— START OF Input for this task —
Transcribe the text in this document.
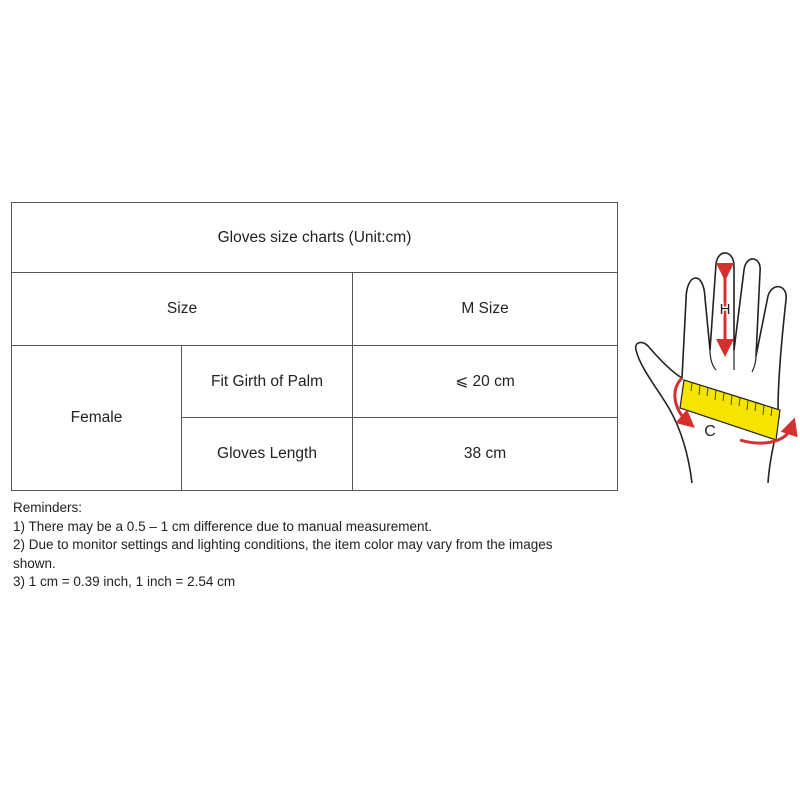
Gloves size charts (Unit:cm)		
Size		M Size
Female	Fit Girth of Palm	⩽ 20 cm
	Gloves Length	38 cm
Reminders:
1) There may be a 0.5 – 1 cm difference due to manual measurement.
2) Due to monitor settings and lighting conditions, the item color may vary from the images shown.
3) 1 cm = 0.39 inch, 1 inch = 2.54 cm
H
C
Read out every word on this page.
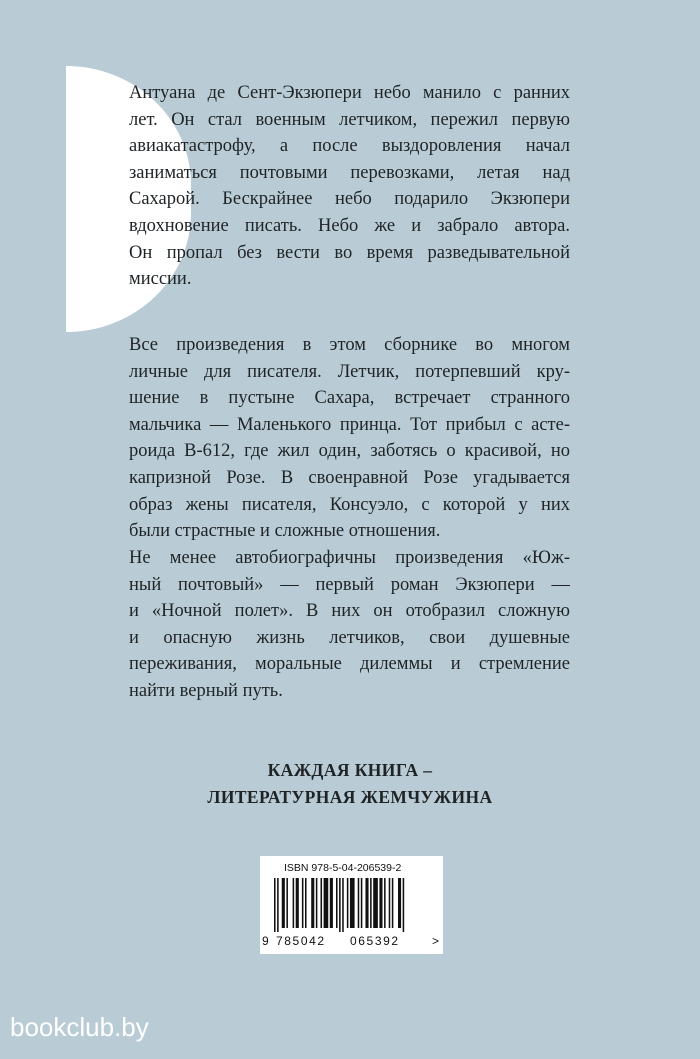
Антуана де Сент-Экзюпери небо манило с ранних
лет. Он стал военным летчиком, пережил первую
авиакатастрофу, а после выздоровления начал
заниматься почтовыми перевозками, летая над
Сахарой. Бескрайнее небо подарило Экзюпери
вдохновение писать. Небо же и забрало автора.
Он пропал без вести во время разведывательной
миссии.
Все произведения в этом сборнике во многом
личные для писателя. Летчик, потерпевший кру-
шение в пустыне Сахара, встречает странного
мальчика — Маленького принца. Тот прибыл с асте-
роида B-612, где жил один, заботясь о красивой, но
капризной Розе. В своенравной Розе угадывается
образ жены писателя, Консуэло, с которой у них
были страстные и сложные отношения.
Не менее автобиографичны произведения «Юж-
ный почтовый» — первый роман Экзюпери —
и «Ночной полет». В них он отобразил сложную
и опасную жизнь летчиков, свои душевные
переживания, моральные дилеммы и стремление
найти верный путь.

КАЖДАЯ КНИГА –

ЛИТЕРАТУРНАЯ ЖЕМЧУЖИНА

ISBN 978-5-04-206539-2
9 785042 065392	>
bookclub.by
— END OF Input for this task —
*Work to do*
Collect every line above that contains the word "писателя".

*Solution to the problem*
личные для писателя. Летчик, потерпевший кру-
образ жены писателя, Консуэло, с которой у них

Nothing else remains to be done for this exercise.